WHAT IS NEEDED:
Copy each line of the data below with the word "studydriver".

□ □ □ □ □ □ □

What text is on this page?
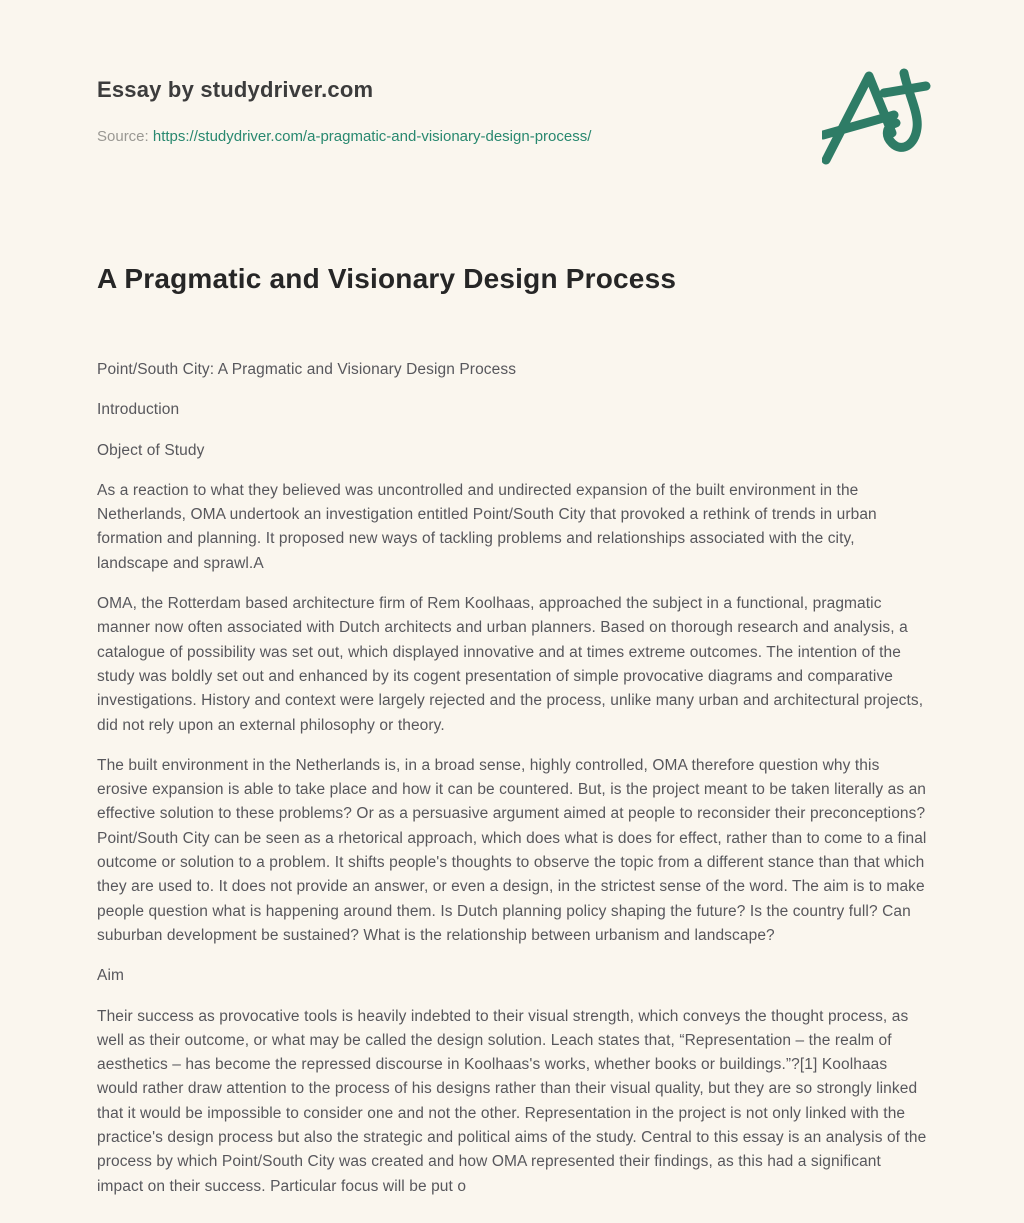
Essay by studydriver.com
Source: https://studydriver.com/a-pragmatic-and-visionary-design-process/
A Pragmatic and Visionary Design Process

Point/South City: A Pragmatic and Visionary Design Process

Introduction

Object of Study

As a reaction to what they believed was uncontrolled and undirected expansion of the built environment in the Netherlands, OMA undertook an investigation entitled Point/South City that provoked a rethink of trends in urban formation and planning. It proposed new ways of tackling problems and relationships associated with the city, landscape and sprawl.A

OMA, the Rotterdam based architecture firm of Rem Koolhaas, approached the subject in a functional, pragmatic manner now often associated with Dutch architects and urban planners. Based on thorough research and analysis, a catalogue of possibility was set out, which displayed innovative and at times extreme outcomes. The intention of the study was boldly set out and enhanced by its cogent presentation of simple provocative diagrams and comparative investigations. History and context were largely rejected and the process, unlike many urban and architectural projects, did not rely upon an external philosophy or theory.

The built environment in the Netherlands is, in a broad sense, highly controlled, OMA therefore question why this erosive expansion is able to take place and how it can be countered. But, is the project meant to be taken literally as an effective solution to these problems? Or as a persuasive argument aimed at people to reconsider their preconceptions? Point/South City can be seen as a rhetorical approach, which does what is does for effect, rather than to come to a final outcome or solution to a problem. It shifts people's thoughts to observe the topic from a different stance than that which they are used to. It does not provide an answer, or even a design, in the strictest sense of the word. The aim is to make people question what is happening around them. Is Dutch planning policy shaping the future? Is the country full? Can suburban development be sustained? What is the relationship between urbanism and landscape?

Aim

Their success as provocative tools is heavily indebted to their visual strength, which conveys the thought process, as well as their outcome, or what may be called the design solution. Leach states that, “Representation – the realm of aesthetics – has become the repressed discourse in Koolhaas's works, whether books or buildings.”?[1] Koolhaas would rather draw attention to the process of his designs rather than their visual quality, but they are so strongly linked that it would be impossible to consider one and not the other. Representation in the project is not only linked with the practice's design process but also the strategic and political aims of the study. Central to this essay is an analysis of the process by which Point/South City was created and how OMA represented their findings, as this had a significant impact on their success. Particular focus will be put o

□ □ □ □ □ □ □

CORRECT ANSWER:
Essay by studydriver.com
Source: https://studydriver.com/a-pragmatic-and-visionary-design-process/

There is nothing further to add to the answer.